[START]

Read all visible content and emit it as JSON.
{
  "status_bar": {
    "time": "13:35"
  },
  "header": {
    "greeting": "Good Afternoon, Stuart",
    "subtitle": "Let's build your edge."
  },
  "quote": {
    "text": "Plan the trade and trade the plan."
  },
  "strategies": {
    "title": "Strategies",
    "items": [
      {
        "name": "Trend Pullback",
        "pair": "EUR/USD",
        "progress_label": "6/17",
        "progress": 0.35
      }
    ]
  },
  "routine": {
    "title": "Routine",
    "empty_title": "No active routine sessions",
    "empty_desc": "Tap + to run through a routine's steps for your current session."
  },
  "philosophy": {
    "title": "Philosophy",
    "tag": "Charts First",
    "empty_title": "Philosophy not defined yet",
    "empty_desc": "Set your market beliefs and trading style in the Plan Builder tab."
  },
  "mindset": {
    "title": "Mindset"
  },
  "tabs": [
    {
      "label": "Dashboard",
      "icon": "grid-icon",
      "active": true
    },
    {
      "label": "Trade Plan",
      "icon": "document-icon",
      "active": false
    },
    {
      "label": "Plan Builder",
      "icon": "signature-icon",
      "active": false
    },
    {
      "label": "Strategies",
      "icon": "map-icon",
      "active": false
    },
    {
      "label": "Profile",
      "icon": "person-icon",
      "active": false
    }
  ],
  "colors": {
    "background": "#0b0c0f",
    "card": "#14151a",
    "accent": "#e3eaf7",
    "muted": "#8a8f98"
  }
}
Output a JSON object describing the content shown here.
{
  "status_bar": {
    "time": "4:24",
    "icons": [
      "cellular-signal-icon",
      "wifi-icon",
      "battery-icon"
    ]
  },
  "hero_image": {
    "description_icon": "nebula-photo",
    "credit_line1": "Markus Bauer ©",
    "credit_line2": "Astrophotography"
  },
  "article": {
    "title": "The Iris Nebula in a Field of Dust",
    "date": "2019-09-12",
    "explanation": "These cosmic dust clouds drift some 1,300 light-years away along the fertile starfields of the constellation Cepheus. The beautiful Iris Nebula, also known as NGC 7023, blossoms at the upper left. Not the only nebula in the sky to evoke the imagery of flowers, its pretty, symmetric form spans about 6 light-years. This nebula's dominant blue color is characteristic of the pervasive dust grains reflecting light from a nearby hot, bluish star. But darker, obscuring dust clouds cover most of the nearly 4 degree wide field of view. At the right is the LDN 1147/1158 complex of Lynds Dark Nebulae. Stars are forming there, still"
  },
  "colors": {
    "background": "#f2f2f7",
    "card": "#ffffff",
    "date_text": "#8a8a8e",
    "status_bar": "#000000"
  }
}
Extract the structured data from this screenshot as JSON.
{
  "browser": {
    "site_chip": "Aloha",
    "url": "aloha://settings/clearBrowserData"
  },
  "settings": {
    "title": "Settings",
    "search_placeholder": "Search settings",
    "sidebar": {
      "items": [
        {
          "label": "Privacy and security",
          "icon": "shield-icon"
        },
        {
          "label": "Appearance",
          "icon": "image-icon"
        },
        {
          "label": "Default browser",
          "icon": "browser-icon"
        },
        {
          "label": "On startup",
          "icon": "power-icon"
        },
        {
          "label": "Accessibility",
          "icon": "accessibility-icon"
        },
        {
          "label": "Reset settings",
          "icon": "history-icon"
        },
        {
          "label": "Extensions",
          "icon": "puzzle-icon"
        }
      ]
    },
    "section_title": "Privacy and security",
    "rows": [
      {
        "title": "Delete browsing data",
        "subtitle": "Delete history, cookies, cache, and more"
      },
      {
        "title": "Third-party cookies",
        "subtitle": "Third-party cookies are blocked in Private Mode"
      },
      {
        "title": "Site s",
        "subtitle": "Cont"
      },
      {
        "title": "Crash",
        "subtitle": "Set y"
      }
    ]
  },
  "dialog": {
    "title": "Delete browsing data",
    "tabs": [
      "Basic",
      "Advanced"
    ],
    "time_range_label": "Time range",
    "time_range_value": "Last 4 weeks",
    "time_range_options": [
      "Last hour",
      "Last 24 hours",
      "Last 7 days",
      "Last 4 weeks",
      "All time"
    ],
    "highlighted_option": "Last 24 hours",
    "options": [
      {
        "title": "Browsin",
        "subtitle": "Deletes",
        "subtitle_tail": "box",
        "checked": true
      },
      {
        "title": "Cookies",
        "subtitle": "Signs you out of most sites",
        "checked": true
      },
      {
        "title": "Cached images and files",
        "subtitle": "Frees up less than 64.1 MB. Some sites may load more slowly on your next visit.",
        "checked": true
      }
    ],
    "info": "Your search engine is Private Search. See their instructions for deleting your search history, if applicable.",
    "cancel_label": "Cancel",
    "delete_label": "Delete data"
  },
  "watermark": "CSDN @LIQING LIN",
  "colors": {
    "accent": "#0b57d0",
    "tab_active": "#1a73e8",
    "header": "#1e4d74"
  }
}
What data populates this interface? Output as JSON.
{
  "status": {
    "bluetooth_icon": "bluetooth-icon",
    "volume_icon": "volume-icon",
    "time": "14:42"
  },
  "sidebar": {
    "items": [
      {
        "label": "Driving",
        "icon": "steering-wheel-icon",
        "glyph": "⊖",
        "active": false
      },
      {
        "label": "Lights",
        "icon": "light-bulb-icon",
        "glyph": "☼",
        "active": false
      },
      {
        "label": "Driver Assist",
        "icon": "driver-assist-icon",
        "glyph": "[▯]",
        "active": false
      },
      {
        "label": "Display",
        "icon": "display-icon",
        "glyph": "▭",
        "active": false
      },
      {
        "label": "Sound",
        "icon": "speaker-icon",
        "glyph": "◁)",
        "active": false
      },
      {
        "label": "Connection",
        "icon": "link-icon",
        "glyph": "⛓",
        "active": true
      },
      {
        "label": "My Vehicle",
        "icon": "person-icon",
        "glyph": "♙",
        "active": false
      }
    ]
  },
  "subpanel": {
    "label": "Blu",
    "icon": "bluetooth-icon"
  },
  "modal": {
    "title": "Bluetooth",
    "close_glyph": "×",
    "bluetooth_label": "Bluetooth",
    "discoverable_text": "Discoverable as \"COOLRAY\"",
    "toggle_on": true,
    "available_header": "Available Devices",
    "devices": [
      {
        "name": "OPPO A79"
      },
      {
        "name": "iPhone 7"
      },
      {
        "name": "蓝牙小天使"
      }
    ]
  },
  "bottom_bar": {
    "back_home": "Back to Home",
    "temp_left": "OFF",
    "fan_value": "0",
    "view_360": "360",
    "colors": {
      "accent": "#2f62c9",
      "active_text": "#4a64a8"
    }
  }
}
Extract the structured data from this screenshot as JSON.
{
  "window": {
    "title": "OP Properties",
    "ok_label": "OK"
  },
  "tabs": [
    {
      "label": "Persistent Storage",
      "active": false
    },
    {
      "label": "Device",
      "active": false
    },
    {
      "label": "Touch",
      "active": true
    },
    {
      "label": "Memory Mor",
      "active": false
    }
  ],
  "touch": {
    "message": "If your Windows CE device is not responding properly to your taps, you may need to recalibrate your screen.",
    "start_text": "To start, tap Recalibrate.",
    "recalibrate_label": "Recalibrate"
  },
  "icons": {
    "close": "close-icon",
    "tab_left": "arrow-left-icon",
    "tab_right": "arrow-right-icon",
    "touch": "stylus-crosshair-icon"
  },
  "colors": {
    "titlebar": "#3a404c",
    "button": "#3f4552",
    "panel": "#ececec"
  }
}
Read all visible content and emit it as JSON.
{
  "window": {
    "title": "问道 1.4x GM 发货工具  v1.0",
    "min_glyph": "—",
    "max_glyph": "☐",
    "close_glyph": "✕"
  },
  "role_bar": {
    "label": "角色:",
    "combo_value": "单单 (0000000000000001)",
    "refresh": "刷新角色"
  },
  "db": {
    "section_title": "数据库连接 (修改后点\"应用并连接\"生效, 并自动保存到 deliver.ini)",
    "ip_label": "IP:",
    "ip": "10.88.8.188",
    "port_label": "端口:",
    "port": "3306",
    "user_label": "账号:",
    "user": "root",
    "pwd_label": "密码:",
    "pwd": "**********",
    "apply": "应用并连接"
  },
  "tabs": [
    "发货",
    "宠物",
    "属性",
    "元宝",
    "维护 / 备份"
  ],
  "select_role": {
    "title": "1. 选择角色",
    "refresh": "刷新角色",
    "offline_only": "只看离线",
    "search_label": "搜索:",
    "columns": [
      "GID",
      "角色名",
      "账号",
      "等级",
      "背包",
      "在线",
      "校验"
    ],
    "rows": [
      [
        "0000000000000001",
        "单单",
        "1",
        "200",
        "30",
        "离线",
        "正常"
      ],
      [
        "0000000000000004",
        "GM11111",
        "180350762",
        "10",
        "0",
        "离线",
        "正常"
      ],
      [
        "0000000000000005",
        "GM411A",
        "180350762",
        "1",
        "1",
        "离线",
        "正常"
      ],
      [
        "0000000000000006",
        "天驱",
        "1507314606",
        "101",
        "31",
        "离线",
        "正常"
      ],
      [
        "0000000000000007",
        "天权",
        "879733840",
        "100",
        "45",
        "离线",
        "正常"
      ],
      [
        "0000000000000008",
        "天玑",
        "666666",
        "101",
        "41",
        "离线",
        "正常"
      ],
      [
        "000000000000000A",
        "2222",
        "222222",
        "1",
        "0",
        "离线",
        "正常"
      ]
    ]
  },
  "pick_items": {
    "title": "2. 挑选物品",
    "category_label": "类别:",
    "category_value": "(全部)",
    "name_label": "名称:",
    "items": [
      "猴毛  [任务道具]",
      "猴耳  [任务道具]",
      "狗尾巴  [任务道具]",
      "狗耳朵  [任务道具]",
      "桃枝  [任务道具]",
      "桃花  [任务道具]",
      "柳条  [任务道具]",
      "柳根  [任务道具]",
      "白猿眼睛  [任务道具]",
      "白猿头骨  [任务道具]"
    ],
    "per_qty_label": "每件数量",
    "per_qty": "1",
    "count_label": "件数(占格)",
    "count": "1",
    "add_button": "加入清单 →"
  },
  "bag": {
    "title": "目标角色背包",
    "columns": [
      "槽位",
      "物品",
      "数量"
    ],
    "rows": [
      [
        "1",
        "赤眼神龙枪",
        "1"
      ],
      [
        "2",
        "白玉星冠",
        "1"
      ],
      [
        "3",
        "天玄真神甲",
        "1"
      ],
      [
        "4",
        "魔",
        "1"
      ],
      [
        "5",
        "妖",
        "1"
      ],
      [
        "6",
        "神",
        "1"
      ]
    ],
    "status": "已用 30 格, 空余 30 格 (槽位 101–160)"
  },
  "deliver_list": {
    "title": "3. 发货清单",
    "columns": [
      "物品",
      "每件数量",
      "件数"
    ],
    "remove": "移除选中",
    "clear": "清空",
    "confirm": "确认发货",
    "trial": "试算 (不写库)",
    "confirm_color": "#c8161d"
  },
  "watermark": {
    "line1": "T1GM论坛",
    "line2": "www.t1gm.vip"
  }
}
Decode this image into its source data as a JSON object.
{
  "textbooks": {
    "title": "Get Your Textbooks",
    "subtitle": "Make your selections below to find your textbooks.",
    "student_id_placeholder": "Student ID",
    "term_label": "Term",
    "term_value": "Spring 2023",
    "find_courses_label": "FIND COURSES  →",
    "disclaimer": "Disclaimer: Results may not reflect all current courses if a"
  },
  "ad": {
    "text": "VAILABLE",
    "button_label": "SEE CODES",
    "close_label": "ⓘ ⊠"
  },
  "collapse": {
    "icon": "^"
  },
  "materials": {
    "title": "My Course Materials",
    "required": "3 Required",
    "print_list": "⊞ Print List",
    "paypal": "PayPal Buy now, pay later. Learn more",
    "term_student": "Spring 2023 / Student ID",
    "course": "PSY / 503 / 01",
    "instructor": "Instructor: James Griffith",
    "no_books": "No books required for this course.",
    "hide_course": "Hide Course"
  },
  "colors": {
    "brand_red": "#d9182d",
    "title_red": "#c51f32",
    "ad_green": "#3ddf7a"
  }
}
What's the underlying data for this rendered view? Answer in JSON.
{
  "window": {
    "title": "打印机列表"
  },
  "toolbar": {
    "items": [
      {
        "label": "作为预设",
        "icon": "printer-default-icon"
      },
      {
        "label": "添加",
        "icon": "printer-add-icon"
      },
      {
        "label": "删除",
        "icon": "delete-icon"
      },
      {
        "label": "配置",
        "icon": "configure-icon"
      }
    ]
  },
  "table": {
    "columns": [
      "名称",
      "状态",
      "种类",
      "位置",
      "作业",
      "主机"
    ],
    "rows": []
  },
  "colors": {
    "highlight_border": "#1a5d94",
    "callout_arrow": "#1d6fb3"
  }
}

[END]

*PROBLEM DETAILS*. Transcribe the records above exactly, but only from the line that contains "Decode this image" through their final line, inclusive.

*ANSWER BELOW*.
Decode this image into its source data as a JSON object.
{
  "textbooks": {
    "title": "Get Your Textbooks",
    "subtitle": "Make your selections below to find your textbooks.",
    "student_id_placeholder": "Student ID",
    "term_label": "Term",
    "term_value": "Spring 2023",
    "find_courses_label": "FIND COURSES  →",
    "disclaimer": "Disclaimer: Results may not reflect all current courses if a"
  },
  "ad": {
    "text": "VAILABLE",
    "button_label": "SEE CODES",
    "close_label": "ⓘ ⊠"
  },
  "collapse": {
    "icon": "^"
  },
  "materials": {
    "title": "My Course Materials",
    "required": "3 Required",
    "print_list": "⊞ Print List",
    "paypal": "PayPal Buy now, pay later. Learn more",
    "term_student": "Spring 2023 / Student ID",
    "course": "PSY / 503 / 01",
    "instructor": "Instructor: James Griffith",
    "no_books": "No books required for this course.",
    "hide_course": "Hide Course"
  },
  "colors": {
    "brand_red": "#d9182d",
    "title_red": "#c51f32",
    "ad_green": "#3ddf7a"
  }
}
What's the underlying data for this rendered view? Answer in JSON.
{
  "window": {
    "title": "打印机列表"
  },
  "toolbar": {
    "items": [
      {
        "label": "作为预设",
        "icon": "printer-default-icon"
      },
      {
        "label": "添加",
        "icon": "printer-add-icon"
      },
      {
        "label": "删除",
        "icon": "delete-icon"
      },
      {
        "label": "配置",
        "icon": "configure-icon"
      }
    ]
  },
  "table": {
    "columns": [
      "名称",
      "状态",
      "种类",
      "位置",
      "作业",
      "主机"
    ],
    "rows": []
  },
  "colors": {
    "highlight_border": "#1a5d94",
    "callout_arrow": "#1d6fb3"
  }
}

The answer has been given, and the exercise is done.